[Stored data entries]
* * * * *

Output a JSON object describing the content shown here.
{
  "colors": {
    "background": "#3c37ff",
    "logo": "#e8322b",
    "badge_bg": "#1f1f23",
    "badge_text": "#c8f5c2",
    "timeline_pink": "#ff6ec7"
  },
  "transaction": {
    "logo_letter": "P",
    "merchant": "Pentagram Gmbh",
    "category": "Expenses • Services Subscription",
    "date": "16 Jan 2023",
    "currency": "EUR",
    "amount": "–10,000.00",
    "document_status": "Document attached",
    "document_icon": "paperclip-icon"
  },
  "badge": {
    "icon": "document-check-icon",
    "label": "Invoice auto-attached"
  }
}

* * * * *

_Aim:_ Return the material exactly as it stands.

_Response to this task:_
Output a JSON object describing the content shown here.
{
  "colors": {
    "background": "#3c37ff",
    "logo": "#e8322b",
    "badge_bg": "#1f1f23",
    "badge_text": "#c8f5c2",
    "timeline_pink": "#ff6ec7"
  },
  "transaction": {
    "logo_letter": "P",
    "merchant": "Pentagram Gmbh",
    "category": "Expenses • Services Subscription",
    "date": "16 Jan 2023",
    "currency": "EUR",
    "amount": "–10,000.00",
    "document_status": "Document attached",
    "document_icon": "paperclip-icon"
  },
  "badge": {
    "icon": "document-check-icon",
    "label": "Invoice auto-attached"
  }
}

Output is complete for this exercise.